--- Items ---
** START **
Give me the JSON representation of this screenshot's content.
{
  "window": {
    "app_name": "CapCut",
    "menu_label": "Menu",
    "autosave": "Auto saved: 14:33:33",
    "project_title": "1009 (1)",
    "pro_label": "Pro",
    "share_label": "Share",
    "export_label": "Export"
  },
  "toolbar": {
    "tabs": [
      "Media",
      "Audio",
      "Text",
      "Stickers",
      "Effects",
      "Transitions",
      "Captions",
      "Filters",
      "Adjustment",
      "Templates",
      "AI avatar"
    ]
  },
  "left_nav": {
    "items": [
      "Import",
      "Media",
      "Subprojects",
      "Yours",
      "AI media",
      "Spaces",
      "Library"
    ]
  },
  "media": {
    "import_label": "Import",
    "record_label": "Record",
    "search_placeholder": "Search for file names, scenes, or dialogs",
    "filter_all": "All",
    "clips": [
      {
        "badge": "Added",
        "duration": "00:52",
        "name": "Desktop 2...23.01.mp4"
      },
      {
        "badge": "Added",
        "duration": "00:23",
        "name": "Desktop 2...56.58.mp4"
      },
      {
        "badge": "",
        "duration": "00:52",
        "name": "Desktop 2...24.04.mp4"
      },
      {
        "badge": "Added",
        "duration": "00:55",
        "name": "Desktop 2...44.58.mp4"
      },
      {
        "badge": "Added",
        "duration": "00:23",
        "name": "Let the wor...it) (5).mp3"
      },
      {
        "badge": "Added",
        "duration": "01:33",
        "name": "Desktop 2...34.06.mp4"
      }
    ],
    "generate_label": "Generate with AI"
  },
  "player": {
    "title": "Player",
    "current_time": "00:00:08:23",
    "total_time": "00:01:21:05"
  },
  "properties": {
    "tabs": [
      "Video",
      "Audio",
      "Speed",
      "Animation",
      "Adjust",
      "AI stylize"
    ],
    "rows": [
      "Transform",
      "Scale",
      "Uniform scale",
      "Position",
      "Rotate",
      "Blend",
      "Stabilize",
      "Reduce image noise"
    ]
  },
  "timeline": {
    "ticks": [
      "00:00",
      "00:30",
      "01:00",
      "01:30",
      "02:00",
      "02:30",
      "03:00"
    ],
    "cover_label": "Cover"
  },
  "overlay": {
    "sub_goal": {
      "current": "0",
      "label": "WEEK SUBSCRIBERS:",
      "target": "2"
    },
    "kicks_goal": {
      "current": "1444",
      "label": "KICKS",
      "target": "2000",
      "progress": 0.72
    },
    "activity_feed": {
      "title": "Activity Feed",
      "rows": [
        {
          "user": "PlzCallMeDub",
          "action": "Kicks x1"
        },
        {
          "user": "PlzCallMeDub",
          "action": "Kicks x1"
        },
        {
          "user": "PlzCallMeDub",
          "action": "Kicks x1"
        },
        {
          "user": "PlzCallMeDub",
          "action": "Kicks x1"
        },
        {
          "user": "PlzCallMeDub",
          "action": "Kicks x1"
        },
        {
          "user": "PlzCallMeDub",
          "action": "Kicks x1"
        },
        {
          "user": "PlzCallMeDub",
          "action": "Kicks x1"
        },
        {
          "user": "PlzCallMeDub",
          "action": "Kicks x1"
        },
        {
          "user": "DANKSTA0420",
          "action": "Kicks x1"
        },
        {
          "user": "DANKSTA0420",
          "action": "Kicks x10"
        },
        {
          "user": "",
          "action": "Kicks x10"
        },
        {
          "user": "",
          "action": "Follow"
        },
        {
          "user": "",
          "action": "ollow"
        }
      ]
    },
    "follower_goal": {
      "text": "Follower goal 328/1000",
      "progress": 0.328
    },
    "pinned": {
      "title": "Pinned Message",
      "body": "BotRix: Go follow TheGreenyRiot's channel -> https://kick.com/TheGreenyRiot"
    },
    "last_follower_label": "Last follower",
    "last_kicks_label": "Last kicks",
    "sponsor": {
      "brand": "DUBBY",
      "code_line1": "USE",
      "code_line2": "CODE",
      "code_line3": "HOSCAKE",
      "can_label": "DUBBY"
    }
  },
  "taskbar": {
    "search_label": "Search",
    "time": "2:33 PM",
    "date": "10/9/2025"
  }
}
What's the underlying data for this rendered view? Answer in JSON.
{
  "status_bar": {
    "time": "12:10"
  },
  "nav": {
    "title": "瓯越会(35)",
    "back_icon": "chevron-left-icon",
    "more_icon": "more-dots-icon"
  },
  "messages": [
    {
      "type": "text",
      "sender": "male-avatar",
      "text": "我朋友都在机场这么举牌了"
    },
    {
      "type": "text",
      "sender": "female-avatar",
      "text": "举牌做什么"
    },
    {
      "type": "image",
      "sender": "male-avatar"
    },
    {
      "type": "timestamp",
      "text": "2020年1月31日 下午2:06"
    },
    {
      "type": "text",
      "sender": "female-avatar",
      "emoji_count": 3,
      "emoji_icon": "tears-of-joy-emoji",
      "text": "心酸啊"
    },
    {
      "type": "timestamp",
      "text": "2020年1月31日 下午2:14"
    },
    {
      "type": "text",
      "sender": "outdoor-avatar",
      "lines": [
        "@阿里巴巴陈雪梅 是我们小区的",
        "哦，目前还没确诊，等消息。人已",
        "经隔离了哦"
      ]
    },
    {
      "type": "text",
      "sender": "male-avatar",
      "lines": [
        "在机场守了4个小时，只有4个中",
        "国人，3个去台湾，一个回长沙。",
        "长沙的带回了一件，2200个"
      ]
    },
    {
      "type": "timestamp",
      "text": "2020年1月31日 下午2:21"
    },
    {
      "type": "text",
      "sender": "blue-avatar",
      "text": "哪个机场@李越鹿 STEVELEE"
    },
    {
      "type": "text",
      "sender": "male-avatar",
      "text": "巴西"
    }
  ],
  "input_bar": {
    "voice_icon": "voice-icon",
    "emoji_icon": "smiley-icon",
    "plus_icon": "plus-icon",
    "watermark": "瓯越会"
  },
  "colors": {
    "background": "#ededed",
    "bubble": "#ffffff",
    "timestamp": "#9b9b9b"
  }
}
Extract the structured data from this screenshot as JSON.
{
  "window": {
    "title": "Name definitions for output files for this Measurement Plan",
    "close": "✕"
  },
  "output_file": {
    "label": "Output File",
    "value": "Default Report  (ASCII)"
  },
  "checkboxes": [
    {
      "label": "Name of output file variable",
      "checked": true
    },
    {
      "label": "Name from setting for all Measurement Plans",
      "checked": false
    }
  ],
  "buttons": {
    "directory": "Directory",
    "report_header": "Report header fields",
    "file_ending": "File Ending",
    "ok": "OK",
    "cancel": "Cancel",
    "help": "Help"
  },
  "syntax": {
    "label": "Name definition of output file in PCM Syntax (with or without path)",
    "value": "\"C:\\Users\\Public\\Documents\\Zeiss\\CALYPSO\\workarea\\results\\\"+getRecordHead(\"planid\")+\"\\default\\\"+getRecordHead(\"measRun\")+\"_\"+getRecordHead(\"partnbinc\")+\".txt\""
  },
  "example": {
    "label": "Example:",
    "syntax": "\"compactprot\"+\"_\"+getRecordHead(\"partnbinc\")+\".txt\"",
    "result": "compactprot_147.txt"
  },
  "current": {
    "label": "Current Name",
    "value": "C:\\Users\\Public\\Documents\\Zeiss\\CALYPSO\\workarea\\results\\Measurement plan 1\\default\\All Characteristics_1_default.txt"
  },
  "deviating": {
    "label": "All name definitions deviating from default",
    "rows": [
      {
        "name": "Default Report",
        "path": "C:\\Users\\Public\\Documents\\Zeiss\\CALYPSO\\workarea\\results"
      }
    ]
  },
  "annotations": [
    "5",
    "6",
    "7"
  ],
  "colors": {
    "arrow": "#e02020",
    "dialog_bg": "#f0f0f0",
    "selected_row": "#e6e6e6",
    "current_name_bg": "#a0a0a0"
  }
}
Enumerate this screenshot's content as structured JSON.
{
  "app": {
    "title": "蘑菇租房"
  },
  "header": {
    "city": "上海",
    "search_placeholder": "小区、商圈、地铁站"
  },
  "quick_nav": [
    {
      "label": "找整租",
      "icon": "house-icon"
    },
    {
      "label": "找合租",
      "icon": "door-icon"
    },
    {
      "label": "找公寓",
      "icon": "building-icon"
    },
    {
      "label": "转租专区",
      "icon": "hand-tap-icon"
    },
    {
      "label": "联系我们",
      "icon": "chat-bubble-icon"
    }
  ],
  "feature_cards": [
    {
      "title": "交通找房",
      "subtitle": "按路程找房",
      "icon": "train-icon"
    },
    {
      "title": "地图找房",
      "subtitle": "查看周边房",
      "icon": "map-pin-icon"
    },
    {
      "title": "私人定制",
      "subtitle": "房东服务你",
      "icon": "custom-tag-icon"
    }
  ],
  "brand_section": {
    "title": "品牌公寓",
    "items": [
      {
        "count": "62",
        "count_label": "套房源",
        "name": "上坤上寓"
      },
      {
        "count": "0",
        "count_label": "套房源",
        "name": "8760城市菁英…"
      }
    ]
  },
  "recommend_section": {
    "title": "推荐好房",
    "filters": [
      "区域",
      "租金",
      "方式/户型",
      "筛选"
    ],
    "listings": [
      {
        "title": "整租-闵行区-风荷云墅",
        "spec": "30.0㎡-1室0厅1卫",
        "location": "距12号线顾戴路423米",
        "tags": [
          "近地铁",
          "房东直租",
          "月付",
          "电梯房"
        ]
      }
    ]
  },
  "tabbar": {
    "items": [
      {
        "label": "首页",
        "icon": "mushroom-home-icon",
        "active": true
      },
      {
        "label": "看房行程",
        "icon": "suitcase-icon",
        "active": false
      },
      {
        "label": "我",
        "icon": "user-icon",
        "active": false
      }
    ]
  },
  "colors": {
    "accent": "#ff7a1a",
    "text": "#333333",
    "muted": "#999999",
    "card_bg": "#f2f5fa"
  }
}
** END **
--- Directions ---
Identify every line where the string "value" appears.

--- The solution ---
    "value": "Default Report  (ASCII)"
    "value": "\"C:\\Users\\Public\\Documents\\Zeiss\\CALYPSO\\workarea\\results\\\"+getRecordHead(\"planid\")+\"\\default\\\"+getRecordHead(\"measRun\")+\"_\"+getRecordHead(\"partnbinc\")+\".txt\""
    "value": "C:\\Users\\Public\\Documents\\Zeiss\\CALYPSO\\workarea\\results\\Measurement plan 1\\default\\All Characteristics_1_default.txt"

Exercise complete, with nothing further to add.